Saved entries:
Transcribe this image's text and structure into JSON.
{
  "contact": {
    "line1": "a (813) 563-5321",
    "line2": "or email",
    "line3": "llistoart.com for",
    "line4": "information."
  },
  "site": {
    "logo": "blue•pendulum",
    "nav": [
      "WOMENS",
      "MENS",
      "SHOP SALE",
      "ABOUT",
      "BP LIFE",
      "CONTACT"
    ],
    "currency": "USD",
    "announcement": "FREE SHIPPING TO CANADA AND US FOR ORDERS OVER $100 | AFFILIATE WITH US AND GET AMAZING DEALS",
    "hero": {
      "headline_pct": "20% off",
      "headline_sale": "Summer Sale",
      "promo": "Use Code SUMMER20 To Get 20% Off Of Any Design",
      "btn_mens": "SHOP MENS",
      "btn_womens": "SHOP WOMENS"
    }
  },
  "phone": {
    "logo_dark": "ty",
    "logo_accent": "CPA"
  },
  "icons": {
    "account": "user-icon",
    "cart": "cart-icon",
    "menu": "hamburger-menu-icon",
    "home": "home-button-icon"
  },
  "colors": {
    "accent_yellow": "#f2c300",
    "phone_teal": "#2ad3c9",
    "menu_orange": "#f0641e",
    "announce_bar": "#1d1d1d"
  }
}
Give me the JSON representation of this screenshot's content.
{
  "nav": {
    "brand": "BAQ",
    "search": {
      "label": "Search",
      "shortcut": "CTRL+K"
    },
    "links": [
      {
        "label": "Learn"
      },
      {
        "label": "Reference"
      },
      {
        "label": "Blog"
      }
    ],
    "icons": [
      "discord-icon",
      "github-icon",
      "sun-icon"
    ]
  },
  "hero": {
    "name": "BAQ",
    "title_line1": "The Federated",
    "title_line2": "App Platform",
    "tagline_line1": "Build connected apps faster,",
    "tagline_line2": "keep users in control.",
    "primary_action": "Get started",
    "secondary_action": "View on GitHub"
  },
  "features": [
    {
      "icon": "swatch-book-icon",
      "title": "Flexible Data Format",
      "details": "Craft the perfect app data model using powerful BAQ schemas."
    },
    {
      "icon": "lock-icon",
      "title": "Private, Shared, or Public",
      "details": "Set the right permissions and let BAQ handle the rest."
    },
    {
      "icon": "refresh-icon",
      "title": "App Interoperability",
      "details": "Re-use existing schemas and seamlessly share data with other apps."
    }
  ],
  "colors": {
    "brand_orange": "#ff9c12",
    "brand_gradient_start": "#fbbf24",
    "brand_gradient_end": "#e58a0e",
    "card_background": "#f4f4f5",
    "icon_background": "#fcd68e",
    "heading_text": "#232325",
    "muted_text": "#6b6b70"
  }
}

● **Required task**
Return each line with "apps".

● **Task response**
    "tagline_line1": "Build connected apps faster,",
      "details": "Re-use existing schemas and seamlessly share data with other apps."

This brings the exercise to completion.